Exercise aim:
Can you reproduce, word for word, the lines of the records below, beginning at the line that has "408, 351, 412]" and stopping after the line that has "504, 306, 508]"?

Record excerpts:
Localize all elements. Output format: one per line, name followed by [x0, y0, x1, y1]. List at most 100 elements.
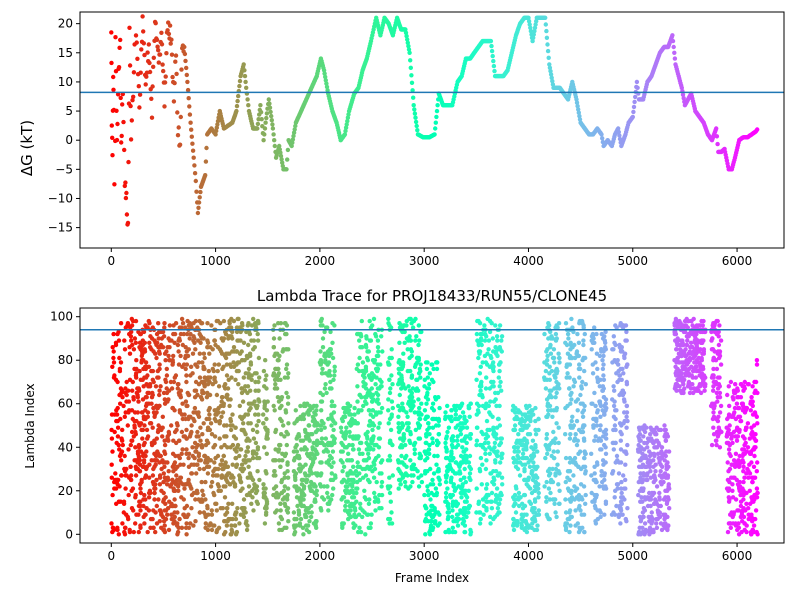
lambda-point	[347, 408, 351, 412]
lambda-point	[124, 467, 128, 471]
lambda-point	[218, 347, 222, 351]
lambda-point	[114, 502, 118, 506]
delta-g-point	[269, 114, 273, 118]
lambda-point	[567, 469, 571, 473]
lambda-point	[162, 465, 166, 469]
lambda-point	[328, 454, 332, 458]
delta-g-point	[673, 56, 677, 60]
lambda-point	[264, 436, 268, 440]
lambda-point	[461, 410, 465, 414]
lambda-point	[329, 415, 333, 419]
lambda-point	[447, 530, 451, 534]
lambda-point	[492, 449, 496, 453]
lambda-point	[170, 386, 174, 390]
lambda-point	[331, 378, 335, 382]
lambda-point	[304, 478, 308, 482]
lambda-point	[161, 415, 165, 419]
lambda-point	[611, 469, 615, 473]
lambda-point	[234, 449, 238, 453]
lambda-point	[284, 410, 288, 414]
lambda-point	[207, 417, 211, 421]
lambda-point	[456, 423, 460, 427]
lambda-point	[199, 497, 203, 501]
lambda-point	[488, 412, 492, 416]
lambda-point	[253, 389, 257, 393]
lambda-point	[278, 502, 282, 506]
lambda-point	[483, 452, 487, 456]
lambda-point	[373, 382, 377, 386]
delta-g-point	[264, 116, 268, 120]
lambda-point	[173, 460, 177, 464]
lambda-point	[200, 389, 204, 393]
lambda-point	[138, 347, 142, 351]
lambda-point	[380, 349, 384, 353]
lambda-point	[207, 412, 211, 416]
lambda-point	[493, 441, 497, 445]
lambda-point	[612, 415, 616, 419]
lambda-point	[302, 504, 306, 508]
lambda-point	[250, 373, 254, 377]
lambda-point	[212, 523, 216, 527]
delta-g-point	[242, 62, 246, 66]
delta-g-point	[112, 182, 116, 186]
lambda-point	[575, 332, 579, 336]
lambda-point	[282, 489, 286, 493]
lambda-point	[484, 495, 488, 499]
lambda-point	[545, 480, 549, 484]
lambda-point	[515, 523, 519, 527]
lambda-point	[241, 506, 245, 510]
lambda-point	[147, 402, 151, 406]
lambda-point	[618, 323, 622, 327]
lambda-point	[389, 510, 393, 514]
lambda-point	[299, 517, 303, 521]
lambda-point	[516, 432, 520, 436]
lambda-point	[413, 467, 417, 471]
lambda-point	[325, 484, 329, 488]
delta-g-point	[435, 109, 439, 113]
lambda-point	[330, 321, 334, 325]
lambda-point	[598, 354, 602, 358]
lambda-point	[512, 528, 516, 532]
lambda-point	[147, 341, 151, 345]
lambda-point	[487, 445, 491, 449]
lambda-point	[545, 432, 549, 436]
lambda-point	[356, 460, 360, 464]
lambda-point	[195, 430, 199, 434]
lambda-point	[195, 489, 199, 493]
lambda-point	[566, 362, 570, 366]
lambda-point	[176, 349, 180, 353]
lambda-point	[207, 352, 211, 356]
lambda-point	[165, 373, 169, 377]
lambda-point	[120, 521, 124, 525]
lambda-point	[424, 402, 428, 406]
lambda-point	[511, 408, 515, 412]
lambda-point	[484, 375, 488, 379]
lambda-point	[568, 432, 572, 436]
lambda-point	[340, 526, 344, 530]
lambda-point	[484, 436, 488, 440]
lambda-point	[264, 417, 268, 421]
lambda-point	[525, 439, 529, 443]
lambda-point	[179, 495, 183, 499]
lambda-point	[625, 443, 629, 447]
lambda-point	[229, 428, 233, 432]
lambda-point	[242, 375, 246, 379]
lambda-point	[263, 358, 267, 362]
delta-g-point	[192, 156, 196, 160]
lambda-point	[531, 439, 535, 443]
lambda-point	[624, 517, 628, 521]
lambda-point	[215, 408, 219, 412]
lambda-point	[386, 321, 390, 325]
lambda-point	[190, 471, 194, 475]
lambda-point	[145, 428, 149, 432]
lambda-point	[477, 349, 481, 353]
lambda-point	[340, 460, 344, 464]
lambda-point	[238, 476, 242, 480]
lambda-point	[553, 395, 557, 399]
lambda-point	[573, 489, 577, 493]
lambda-point	[271, 373, 275, 377]
lambda-point	[360, 369, 364, 373]
delta-g-point	[125, 212, 129, 216]
delta-g-point	[284, 167, 288, 171]
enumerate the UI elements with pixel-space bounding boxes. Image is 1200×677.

Expected output:
lambda-point	[347, 408, 351, 412]
lambda-point	[124, 467, 128, 471]
lambda-point	[218, 347, 222, 351]
lambda-point	[114, 502, 118, 506]
delta-g-point	[269, 114, 273, 118]
lambda-point	[567, 469, 571, 473]
lambda-point	[162, 465, 166, 469]
lambda-point	[328, 454, 332, 458]
delta-g-point	[673, 56, 677, 60]
lambda-point	[264, 436, 268, 440]
lambda-point	[461, 410, 465, 414]
lambda-point	[329, 415, 333, 419]
lambda-point	[447, 530, 451, 534]
lambda-point	[492, 449, 496, 453]
lambda-point	[170, 386, 174, 390]
lambda-point	[331, 378, 335, 382]
lambda-point	[304, 478, 308, 482]
lambda-point	[161, 415, 165, 419]
lambda-point	[611, 469, 615, 473]
lambda-point	[234, 449, 238, 453]
lambda-point	[284, 410, 288, 414]
lambda-point	[207, 417, 211, 421]
lambda-point	[456, 423, 460, 427]
lambda-point	[199, 497, 203, 501]
lambda-point	[488, 412, 492, 416]
lambda-point	[253, 389, 257, 393]
lambda-point	[278, 502, 282, 506]
lambda-point	[483, 452, 487, 456]
lambda-point	[373, 382, 377, 386]
delta-g-point	[264, 116, 268, 120]
lambda-point	[173, 460, 177, 464]
lambda-point	[200, 389, 204, 393]
lambda-point	[138, 347, 142, 351]
lambda-point	[380, 349, 384, 353]
lambda-point	[207, 412, 211, 416]
lambda-point	[493, 441, 497, 445]
lambda-point	[612, 415, 616, 419]
lambda-point	[302, 504, 306, 508]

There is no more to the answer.